__Aim__
From the entries that follow, list every line in which the string "title" appears.

__Material shown__

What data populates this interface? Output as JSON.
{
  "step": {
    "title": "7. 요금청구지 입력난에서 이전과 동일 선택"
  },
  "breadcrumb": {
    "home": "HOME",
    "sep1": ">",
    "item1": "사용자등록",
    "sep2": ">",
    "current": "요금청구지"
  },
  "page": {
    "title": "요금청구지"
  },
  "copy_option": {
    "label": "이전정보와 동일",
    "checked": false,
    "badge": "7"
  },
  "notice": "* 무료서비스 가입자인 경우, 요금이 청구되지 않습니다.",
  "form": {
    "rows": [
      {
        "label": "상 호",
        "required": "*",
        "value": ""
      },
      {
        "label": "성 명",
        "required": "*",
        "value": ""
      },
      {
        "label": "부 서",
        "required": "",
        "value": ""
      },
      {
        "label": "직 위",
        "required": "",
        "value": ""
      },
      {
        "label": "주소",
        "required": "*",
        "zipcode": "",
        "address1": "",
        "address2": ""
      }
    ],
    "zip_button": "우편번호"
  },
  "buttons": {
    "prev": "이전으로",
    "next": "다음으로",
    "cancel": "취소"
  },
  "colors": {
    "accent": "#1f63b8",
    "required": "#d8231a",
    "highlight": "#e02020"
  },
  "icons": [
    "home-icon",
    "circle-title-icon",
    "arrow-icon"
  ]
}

__Task result__
    "title": "7. 요금청구지 입력난에서 이전과 동일 선택"
    "title": "요금청구지"
    "circle-title-icon",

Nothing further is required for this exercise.